## Task
Give the number of lines containing the word "Brae", and nothing else.
╭──
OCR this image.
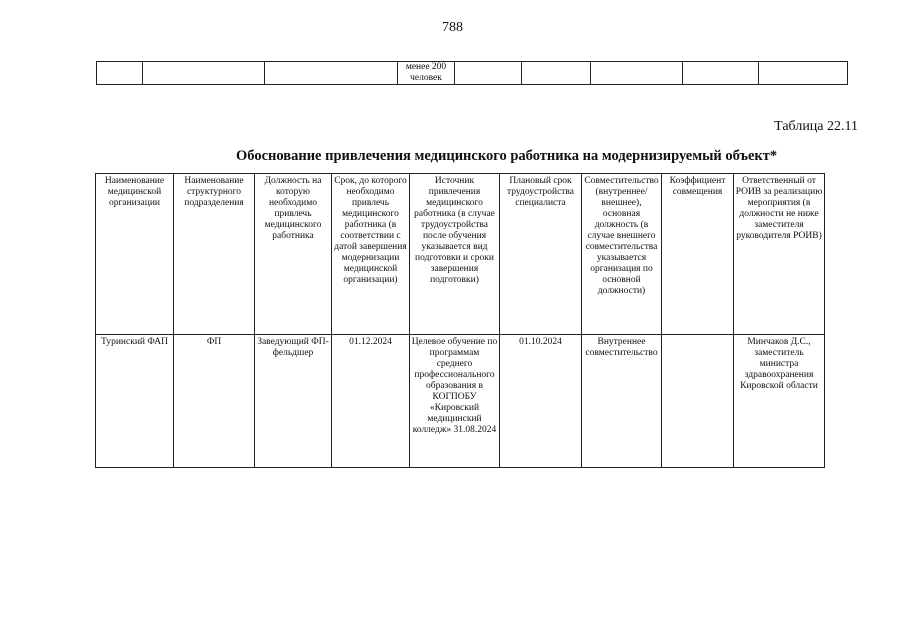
788
			менее 200 человек					
Таблица 22.11
Обоснование привлечения медицинского работника на модернизируемый объект*
Наименование медицинской организации	Наименование структурного подразделения	Должность на которую необходимо привлечь медицинского работника	Срок, до которого необходимо привлечь медицинского работника (в соответствии с датой завершения модернизации медицинской организации)	Источник привлечения медицинского работника (в случае трудоустройства после обучения указывается вид подготовки и сроки завершения подготовки)	Плановый срок трудоустройства специалиста	Совместительство (внутреннее/внешнее), основная должность (в случае внешнего совместительства указывается организация по основной должности)	Коэффициент совмещения	Ответственный от РОИВ за реализацию мероприятия (в должности не ниже заместителя руководителя РОИВ)
Туринский ФАП	ФП	Заведующий ФП-фельдшер	01.12.2024	Целевое обучение по программам среднего профессионального образования в КОГПОБУ «Кировский медицинский колледж» 31.08.2024	01.10.2024	Внутреннее совместительство		Минчаков Д.С., заместитель министра здравоохранения Кировской области
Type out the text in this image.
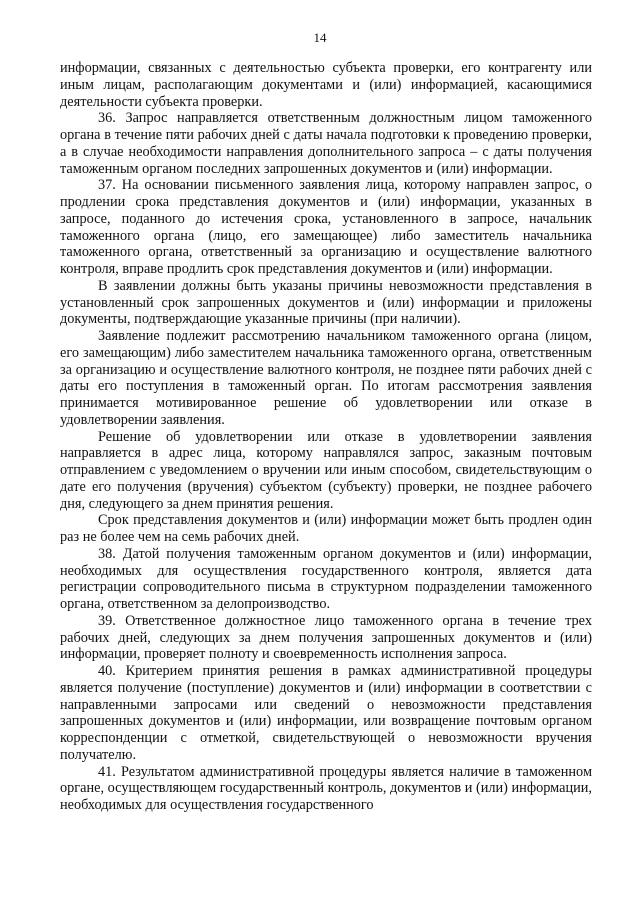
14

информации, связанных с деятельностью субъекта проверки, его контрагенту или иным лицам, располагающим документами и (или) информацией, касающимися деятельности субъекта проверки.

36. Запрос направляется ответственным должностным лицом таможенного органа в течение пяти рабочих дней с даты начала подготовки к проведению проверки, а в случае необходимости направления дополнительного запроса – с даты получения таможенным органом последних запрошенных документов и (или) информации.

37. На основании письменного заявления лица, которому направлен запрос, о продлении срока представления документов и (или) информации, указанных в запросе, поданного до истечения срока, установленного в запросе, начальник таможенного органа (лицо, его замещающее) либо заместитель начальника таможенного органа, ответственный за организацию и осуществление валютного контроля, вправе продлить срок представления документов и (или) информации.

В заявлении должны быть указаны причины невозможности представления в установленный срок запрошенных документов и (или) информации и приложены документы, подтверждающие указанные причины (при наличии).

Заявление подлежит рассмотрению начальником таможенного органа (лицом, его замещающим) либо заместителем начальника таможенного органа, ответственным за организацию и осуществление валютного контроля, не позднее пяти рабочих дней с даты его поступления в таможенный орган. По итогам рассмотрения заявления принимается мотивированное решение об удовлетворении или отказе в удовлетворении заявления.

Решение об удовлетворении или отказе в удовлетворении заявления направляется в адрес лица, которому направлялся запрос, заказным почтовым отправлением с уведомлением о вручении или иным способом, свидетельствующим о дате его получения (вручения) субъектом (субъекту) проверки, не позднее рабочего дня, следующего за днем принятия решения.

Срок представления документов и (или) информации может быть продлен один раз не более чем на семь рабочих дней.

38. Датой получения таможенным органом документов и (или) информации, необходимых для осуществления государственного контроля, является дата регистрации сопроводительного письма в структурном подразделении таможенного органа, ответственном за делопроизводство.

39. Ответственное должностное лицо таможенного органа в течение трех рабочих дней, следующих за днем получения запрошенных документов и (или) информации, проверяет полноту и своевременность исполнения запроса.

40. Критерием принятия решения в рамках административной процедуры является получение (поступление) документов и (или) информации в соответствии с направленными запросами или сведений о невозможности представления запрошенных документов и (или) информации, или возвращение почтовым органом корреспонденции с отметкой, свидетельствующей о невозможности вручения получателю.

41. Результатом административной процедуры является наличие в таможенном органе, осуществляющем государственный контроль, документов и (или) информации, необходимых для осуществления государственного
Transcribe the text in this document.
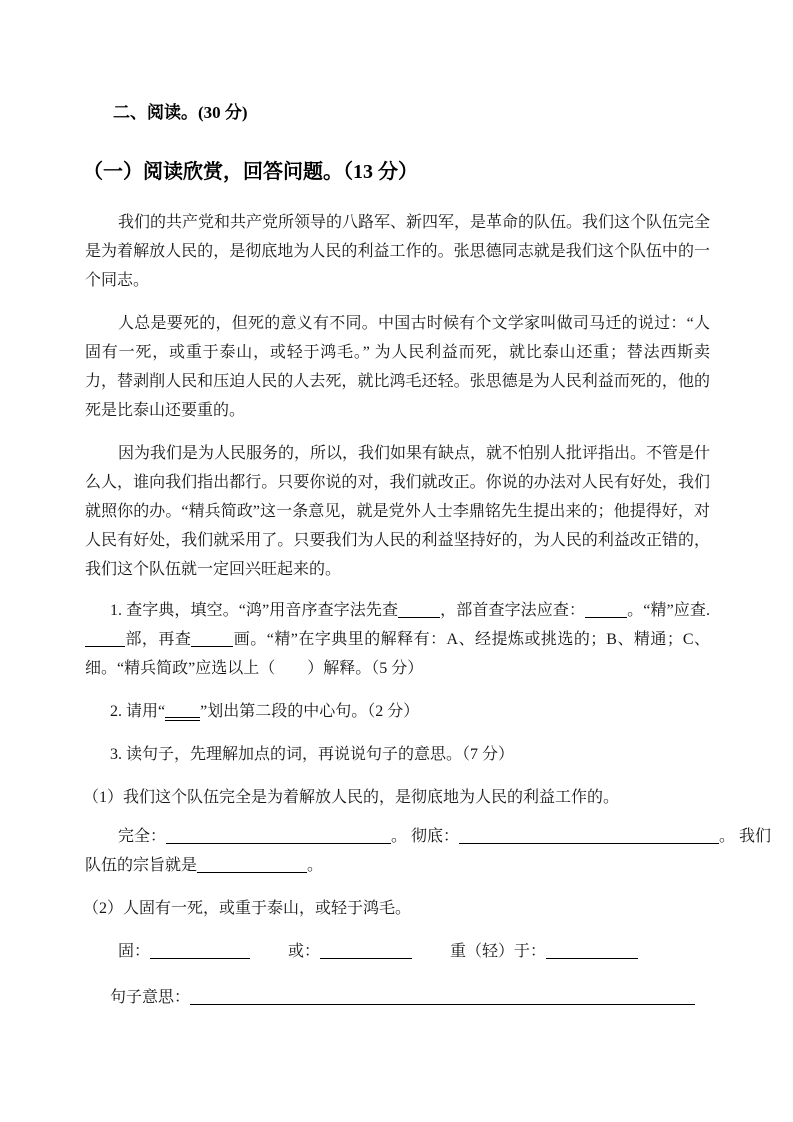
二、阅读。(30 分)
（一）阅读欣赏，回答问题。（13 分）

我们的共产党和共产党所领导的八路军、新四军，是革命的队伍。我们这个队伍完全是为着解放人民的，是彻底地为人民的利益工作的。张思德同志就是我们这个队伍中的一个同志。

人总是要死的，但死的意义有不同。中国古时候有个文学家叫做司马迁的说过：“人固有一死，或重于泰山，或轻于鸿毛。” 为人民利益而死，就比泰山还重；替法西斯卖力，替剥削人民和压迫人民的人去死，就比鸿毛还轻。张思德是为人民利益而死的，他的死是比泰山还要重的。

因为我们是为人民服务的，所以，我们如果有缺点，就不怕别人批评指出。不管是什么人，谁向我们指出都行。只要你说的对，我们就改正。你说的办法对人民有好处，我们就照你的办。“精兵简政”这一条意见，就是党外人士李鼎铭先生提出来的；他提得好，对人民有好处，我们就采用了。只要我们为人民的利益坚持好的，为人民的利益改正错的，我们这个队伍就一定回兴旺起来的。

1. 查字典，填空。“鸿”用音序查字法先查	，部首查字法应查：	。“精”应查.部，再查	画。“精”在字典里的解释有：A、经提炼或挑选的；B、精通；C、细。“精兵简政”应选以上（　　）解释。（5 分）

2. 请用“ ”划出第二段的中心句。（2 分）

3. 读句子，先理解加点的词，再说说句子的意思。（7 分）

（1）我们这个队伍完全是为着解放人民的，是彻底地为人民的利益工作的。

完全：	。 彻底：	。 我们队伍的宗旨就是	。

（2）人固有一死，或重于泰山，或轻于鸿毛。

固：	或：	重（轻）于：

句子意思：
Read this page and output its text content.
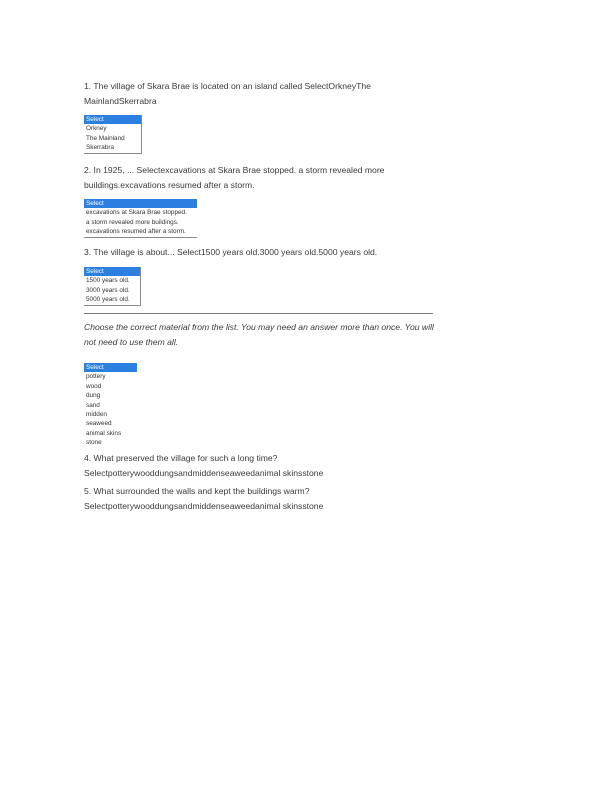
1. The village of Skara Brae is located on an island called SelectOrkneyThe MainlandSkerrabra
Select
Orkney
The Mainland
Skerrabra
2. In 1925, ... Selectexcavations at Skara Brae stopped. a storm revealed more buildings.excavations resumed after a storm.
Select
excavations at Skara Brae stopped.
a storm revealed more buildings.
excavations resumed after a storm.
3. The village is about... Select1500 years old.3000 years old.5000 years old.
Select
1500 years old.
3000 years old.
5000 years old.
Choose the correct material from the list. You may need an answer more than once. You will not need to use them all.
Select
pottery
wood
dung
sand
midden
seaweed
animal skins
stone
4. What preserved the village for such a long time?
Selectpotterywooddungsandmiddenseaweedanimal skinsstone
5. What surrounded the walls and kept the buildings warm?
Selectpotterywooddungsandmiddenseaweedanimal skinsstone
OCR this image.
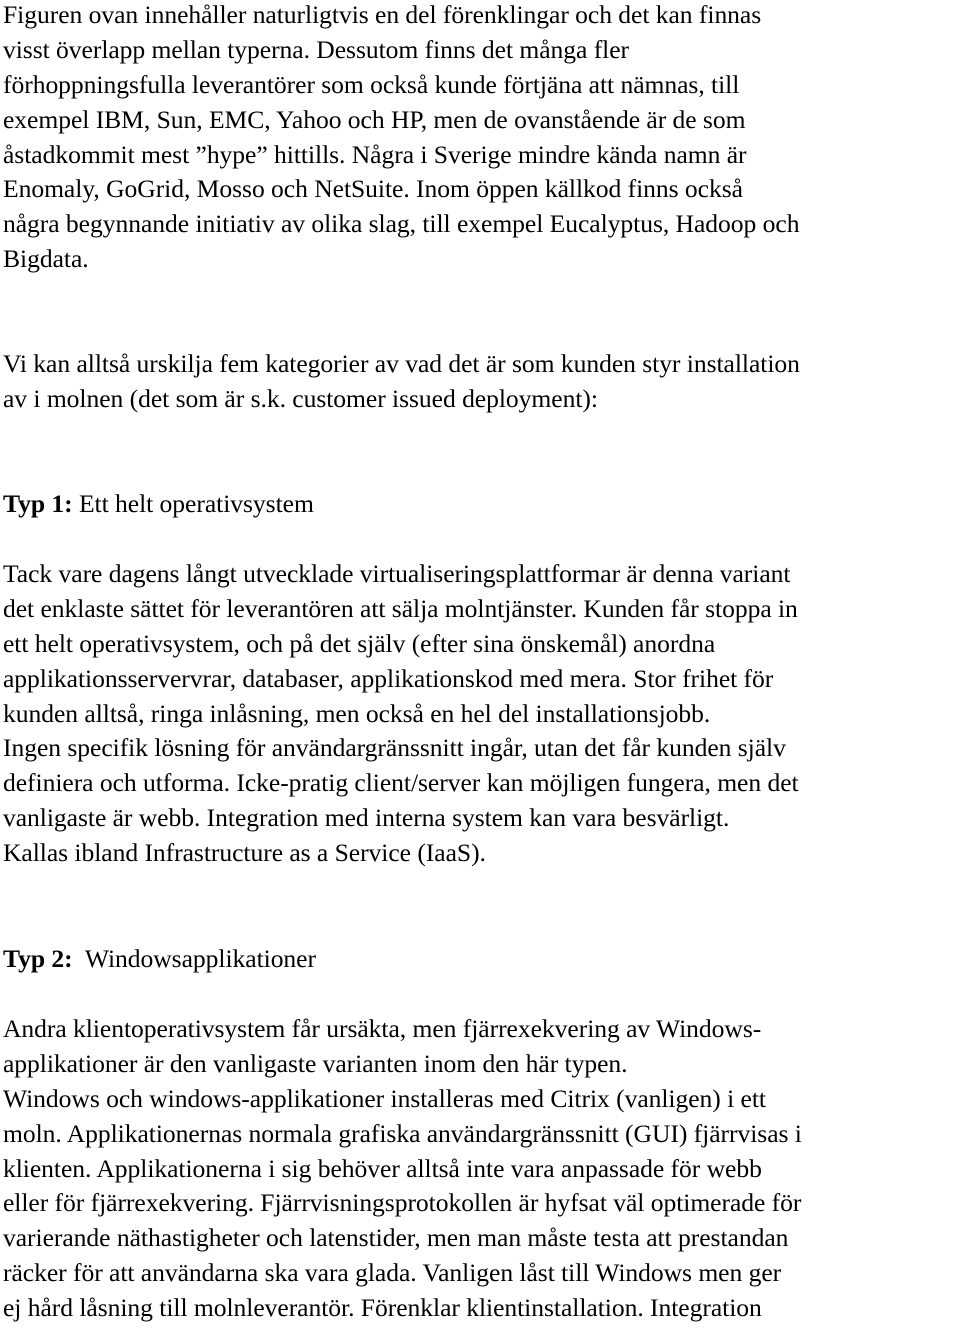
Figuren ovan innehåller naturligtvis en del förenklingar och det kan finnas
visst överlapp mellan typerna. Dessutom finns det många fler
förhoppningsfulla leverantörer som också kunde förtjäna att nämnas, till
exempel IBM, Sun, EMC, Yahoo och HP, men de ovanstående är de som
åstadkommit mest ”hype” hittills. Några i Sverige mindre kända namn är
Enomaly, GoGrid, Mosso och NetSuite. Inom öppen källkod finns också
några begynnande initiativ av olika slag, till exempel Eucalyptus, Hadoop och
Bigdata.
Vi kan alltså urskilja fem kategorier av vad det är som kunden styr installation
av i molnen (det som är s.k. customer issued deployment):
Typ 1: Ett helt operativsystem
Tack vare dagens långt utvecklade virtualiseringsplattformar är denna variant
det enklaste sättet för leverantören att sälja molntjänster. Kunden får stoppa in
ett helt operativsystem, och på det själv (efter sina önskemål) anordna
applikationsservervrar, databaser, applikationskod med mera. Stor frihet för
kunden alltså, ringa inlåsning, men också en hel del installationsjobb.
Ingen specifik lösning för användargränssnitt ingår, utan det får kunden själv
definiera och utforma. Icke-pratig client/server kan möjligen fungera, men det
vanligaste är webb. Integration med interna system kan vara besvärligt.
Kallas ibland Infrastructure as a Service (IaaS).
Typ 2:  Windowsapplikationer
Andra klientoperativsystem får ursäkta, men fjärrexekvering av Windows-
applikationer är den vanligaste varianten inom den här typen.
Windows och windows-applikationer installeras med Citrix (vanligen) i ett
moln. Applikationernas normala grafiska användargränssnitt (GUI) fjärrvisas i
klienten. Applikationerna i sig behöver alltså inte vara anpassade för webb
eller för fjärrexekvering. Fjärrvisningsprotokollen är hyfsat väl optimerade för
varierande näthastigheter och latenstider, men man måste testa att prestandan
räcker för att användarna ska vara glada. Vanligen låst till Windows men ger
ej hård låsning till molnleverantör. Förenklar klientinstallation. Integration
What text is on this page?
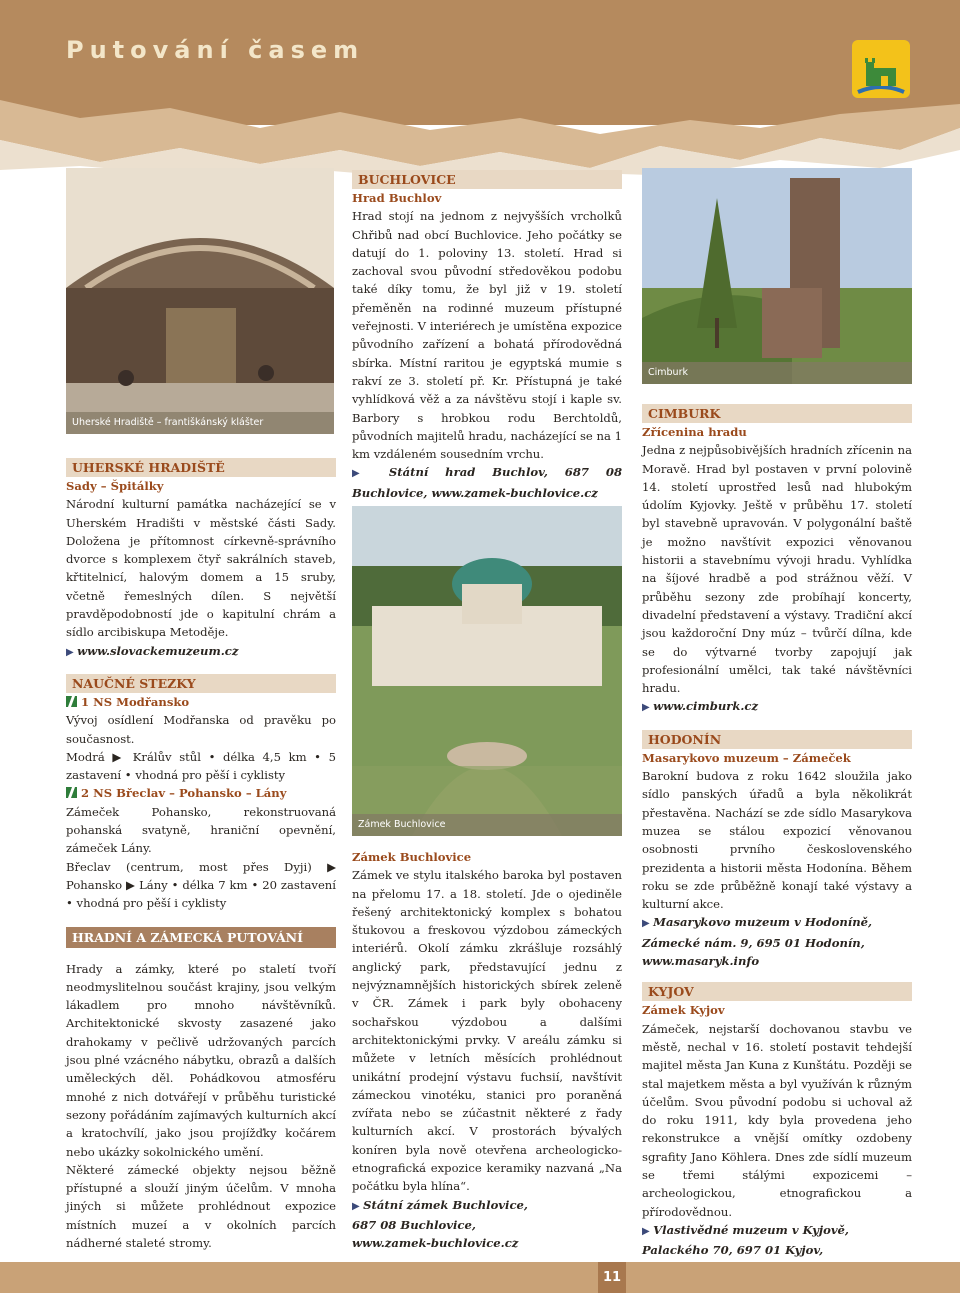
Putování časem
Uherské Hradiště – františkánský klášter
UHERSKÉ HRADIŠTĚ
Sady – Špitálky

Národní kulturní památka nacházející se v Uherském Hradišti v městské části Sady. Doložena je přítomnost církevně-správního dvorce s komplexem čtyř sakrálních staveb, křtitelnicí, halovým domem a 15 sruby, včetně řemeslných dílen. S největší pravděpodobností jde o kapitulní chrám a sídlo arcibiskupa Metoděje.

▶ www.slovackemuzeum.cz
NAUČNÉ STEZKY
1 NS Modřansko

Vývoj osídlení Modřanska od pravěku po současnost.

Modrá ▶ Králův stůl • délka 4,5 km • 5 zastavení • vhodná pro pěší i cyklisty

2 NS Břeclav – Pohansko – Lány

Zámeček Pohansko, rekonstruovaná pohanská svatyně, hraniční opevnění, zámeček Lány.

Břeclav (centrum, most přes Dyji) ▶ Pohansko ▶ Lány • délka 7 km • 20 zastavení • vhodná pro pěší i cyklisty

HRADNÍ A ZÁMECKÁ PUTOVÁNÍ

Hrady a zámky, které po staletí tvoří neodmyslitelnou součást krajiny, jsou velkým lákadlem pro mnoho návštěvníků. Architektonické skvosty zasazené jako drahokamy v pečlivě udržovaných parcích jsou plné vzácného nábytku, obrazů a dalších uměleckých děl. Pohádkovou atmosféru mnohé z nich dotvářejí v průběhu turistické sezony pořádáním zajímavých kulturních akcí a kratochvílí, jako jsou projížďky kočárem nebo ukázky sokolnického umění.

Některé zámecké objekty nejsou běžně přístupné a slouží jiným účelům. V mnoha jiných si můžete prohlédnout expozice místních muzeí a v okolních parcích nádherné staleté stromy.

BUCHLOVICE
Hrad Buchlov

Hrad stojí na jednom z nejvyšších vrcholků Chřibů nad obcí Buchlovice. Jeho počátky se datují do 1. poloviny 13. století. Hrad si zachoval svou původní středověkou podobu také díky tomu, že byl již v 19. století přeměněn na rodinné muzeum přístupné veřejnosti. V interiérech je umístěna expozice původního zařízení a bohatá přírodovědná sbírka. Místní raritou je egyptská mumie s rakví ze 3. století př. Kr. Přístupná je také vyhlídková věž a za návštěvu stojí i kaple sv. Barbory s hrobkou rodu Berchtoldů, původních majitelů hradu, nacházející se na 1 km vzdáleném sousedním vrchu.

▶ Státní hrad Buchlov, 687 08 Buchlovice, www.zamek-buchlovice.cz
Zámek Buchlovice
Zámek Buchlovice

Zámek ve stylu italského baroka byl postaven na přelomu 17. a 18. století. Jde o ojediněle řešený architektonický komplex s bohatou štukovou a freskovou výzdobou zámeckých interiérů. Okolí zámku zkrášluje rozsáhlý anglický park, představující jednu z nejvýznamnějších historických sbírek zeleně v ČR. Zámek i park byly obohaceny sochařskou výzdobou a dalšími architektonickými prvky. V areálu zámku si můžete v letních měsících prohlédnout unikátní prodejní výstavu fuchsií, navštívit zámeckou vinotéku, stanici pro poraněná zvířata nebo se zúčastnit některé z řady kulturních akcí. V prostorách bývalých koníren byla nově otevřena archeologicko-etnografická expozice keramiky nazvaná „Na počátku byla hlína“.

▶ Státní zámek Buchlovice,
687 08 Buchlovice,
www.zamek-buchlovice.cz
Cimburk
CIMBURK
Zřícenina hradu

Jedna z nejpůsobivějších hradních zřícenin na Moravě. Hrad byl postaven v první polovině 14. století uprostřed lesů nad hlubokým údolím Kyjovky. Ještě v průběhu 17. století byl stavebně upravován. V polygonální baště je možno navštívit expozici věnovanou historii a stavebnímu vývoji hradu. Vyhlídka na šíjové hradbě a pod strážnou věží. V průběhu sezony zde probíhají koncerty, divadelní představení a výstavy. Tradiční akcí jsou každoroční Dny múz – tvůrčí dílna, kde se do výtvarné tvorby zapojují jak profesionální umělci, tak také návštěvníci hradu.

▶ www.cimburk.cz
HODONÍN
Masarykovo muzeum – Zámeček

Barokní budova z roku 1642 sloužila jako sídlo panských úřadů a byla několikrát přestavěna. Nachází se zde sídlo Masarykova muzea se stálou expozicí věnovanou osobnosti prvního československého prezidenta a historii města Hodonína. Během roku se zde průběžně konají také výstavy a kulturní akce.

▶ Masarykovo muzeum v Hodoníně,
Zámecké nám. 9, 695 01 Hodonín,
www.masaryk.info
KYJOV
Zámek Kyjov

Zámeček, nejstarší dochovanou stavbu ve městě, nechal v 16. století postavit tehdejší majitel města Jan Kuna z Kunštátu. Později se stal majetkem města a byl využíván k různým účelům. Svou původní podobu si uchoval až do roku 1911, kdy byla provedena jeho rekonstrukce a vnější omítky ozdobeny sgrafity Jano Köhlera. Dnes zde sídlí muzeum se třemi stálými expozicemi – archeologickou, etnografickou a přírodovědnou.

▶ Vlastivědné muzeum v Kyjově,
Palackého 70, 697 01 Kyjov,
11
╰──
## Answer
3